▶ TASK REQUIREMENTS
Extract all lines in the data that contain the word "finns".

(Extracted records)
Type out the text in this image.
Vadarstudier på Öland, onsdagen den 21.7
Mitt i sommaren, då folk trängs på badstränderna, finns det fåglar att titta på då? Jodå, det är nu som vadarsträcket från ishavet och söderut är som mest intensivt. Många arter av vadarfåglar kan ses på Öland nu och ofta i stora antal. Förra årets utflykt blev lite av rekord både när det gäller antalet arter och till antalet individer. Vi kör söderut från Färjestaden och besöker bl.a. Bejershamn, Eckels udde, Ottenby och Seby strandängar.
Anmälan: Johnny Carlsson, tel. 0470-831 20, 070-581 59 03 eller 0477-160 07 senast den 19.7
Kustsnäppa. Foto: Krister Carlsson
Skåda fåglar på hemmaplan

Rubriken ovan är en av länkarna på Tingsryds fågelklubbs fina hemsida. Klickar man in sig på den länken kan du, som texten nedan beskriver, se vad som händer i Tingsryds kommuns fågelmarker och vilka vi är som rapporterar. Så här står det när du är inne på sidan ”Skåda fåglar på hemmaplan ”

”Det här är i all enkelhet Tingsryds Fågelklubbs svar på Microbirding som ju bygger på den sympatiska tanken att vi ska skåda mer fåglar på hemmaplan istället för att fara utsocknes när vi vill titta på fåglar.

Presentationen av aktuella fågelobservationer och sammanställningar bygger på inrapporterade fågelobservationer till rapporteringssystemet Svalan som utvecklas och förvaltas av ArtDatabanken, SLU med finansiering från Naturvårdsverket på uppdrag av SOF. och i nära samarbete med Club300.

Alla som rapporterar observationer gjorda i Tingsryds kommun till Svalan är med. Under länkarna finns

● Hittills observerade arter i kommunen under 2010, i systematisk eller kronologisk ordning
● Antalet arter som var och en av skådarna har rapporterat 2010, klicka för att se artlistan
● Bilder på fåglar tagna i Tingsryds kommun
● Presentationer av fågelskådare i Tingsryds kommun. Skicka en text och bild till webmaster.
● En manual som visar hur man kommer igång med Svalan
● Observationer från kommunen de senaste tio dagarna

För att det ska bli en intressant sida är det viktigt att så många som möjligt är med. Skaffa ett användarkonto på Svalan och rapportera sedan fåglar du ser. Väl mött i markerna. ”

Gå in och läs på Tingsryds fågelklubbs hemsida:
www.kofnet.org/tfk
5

▶ SOLUTION TO THIS EXERCISE
Mitt i sommaren, då folk trängs på badstränderna, finns det fåglar att titta på då? Jodå, det är nu som vadarsträcket från ishavet och söderut är som mest intensivt. Många arter av vadarfåglar kan ses på Öland nu och ofta i stora antal. Förra årets utflykt blev lite av rekord både när det gäller antalet arter och till antalet individer. Vi kör söderut från Färjestaden och besöker bl.a. Bejershamn, Eckels udde, Ottenby och Seby strandängar.
Alla som rapporterar observationer gjorda i Tingsryds kommun till Svalan är med. Under länkarna finns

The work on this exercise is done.